- _GIVEN PROBLEM_
Select from the records below every line that has the word "JSON" in it.

- _INPUT MATERIAL_

>>>>

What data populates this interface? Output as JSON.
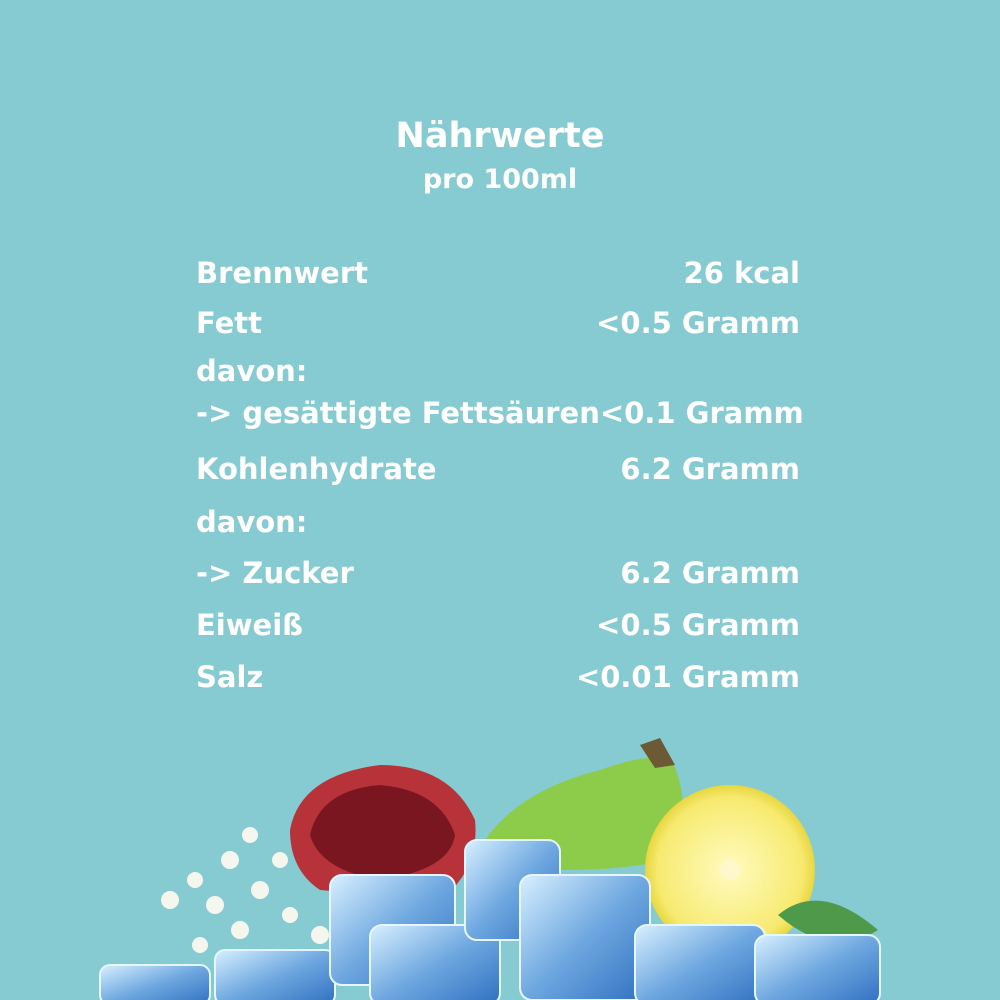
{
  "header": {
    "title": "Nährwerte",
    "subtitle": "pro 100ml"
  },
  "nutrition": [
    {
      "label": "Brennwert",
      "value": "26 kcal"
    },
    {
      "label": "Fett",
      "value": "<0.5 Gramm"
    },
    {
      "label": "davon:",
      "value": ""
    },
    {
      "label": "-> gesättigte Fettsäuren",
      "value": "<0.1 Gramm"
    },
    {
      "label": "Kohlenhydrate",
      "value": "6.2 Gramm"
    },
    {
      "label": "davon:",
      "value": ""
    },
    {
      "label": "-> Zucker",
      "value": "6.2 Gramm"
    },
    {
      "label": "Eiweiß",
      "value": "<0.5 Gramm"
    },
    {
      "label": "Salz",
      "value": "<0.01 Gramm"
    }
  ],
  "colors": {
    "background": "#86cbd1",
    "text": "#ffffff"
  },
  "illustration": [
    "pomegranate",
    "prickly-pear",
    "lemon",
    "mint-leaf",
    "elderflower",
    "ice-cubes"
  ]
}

<<<<
>>>>

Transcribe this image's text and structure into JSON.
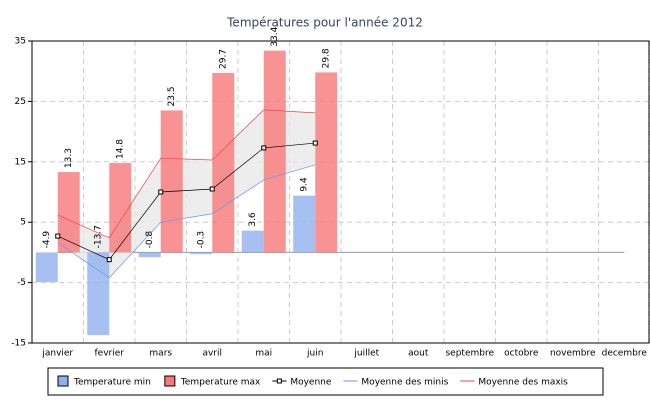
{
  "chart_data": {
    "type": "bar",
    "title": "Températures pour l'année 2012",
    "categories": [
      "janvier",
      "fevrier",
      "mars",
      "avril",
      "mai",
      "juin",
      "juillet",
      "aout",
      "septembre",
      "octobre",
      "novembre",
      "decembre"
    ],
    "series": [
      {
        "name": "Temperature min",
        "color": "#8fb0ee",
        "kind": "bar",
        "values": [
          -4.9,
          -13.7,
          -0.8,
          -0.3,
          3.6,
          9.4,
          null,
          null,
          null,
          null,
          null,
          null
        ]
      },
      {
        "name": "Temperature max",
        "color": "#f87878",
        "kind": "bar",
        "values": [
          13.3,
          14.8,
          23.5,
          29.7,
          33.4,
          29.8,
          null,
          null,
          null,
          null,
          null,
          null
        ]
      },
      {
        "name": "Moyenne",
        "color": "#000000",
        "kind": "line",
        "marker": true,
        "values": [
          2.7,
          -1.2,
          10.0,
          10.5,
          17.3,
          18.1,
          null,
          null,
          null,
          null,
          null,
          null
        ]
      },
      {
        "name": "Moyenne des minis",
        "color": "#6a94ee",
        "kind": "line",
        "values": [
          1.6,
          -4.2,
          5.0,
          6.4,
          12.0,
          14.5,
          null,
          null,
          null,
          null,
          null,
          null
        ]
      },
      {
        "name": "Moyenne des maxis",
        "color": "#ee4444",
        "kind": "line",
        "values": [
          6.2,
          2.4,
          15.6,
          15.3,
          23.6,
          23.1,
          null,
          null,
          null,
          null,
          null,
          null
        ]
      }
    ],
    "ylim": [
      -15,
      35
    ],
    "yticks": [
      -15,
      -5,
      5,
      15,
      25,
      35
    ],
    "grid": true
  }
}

<<<<

- _COMPLETE ANSWER_
What data populates this interface? Output as JSON.
Transcribe this image's text and structure into JSON.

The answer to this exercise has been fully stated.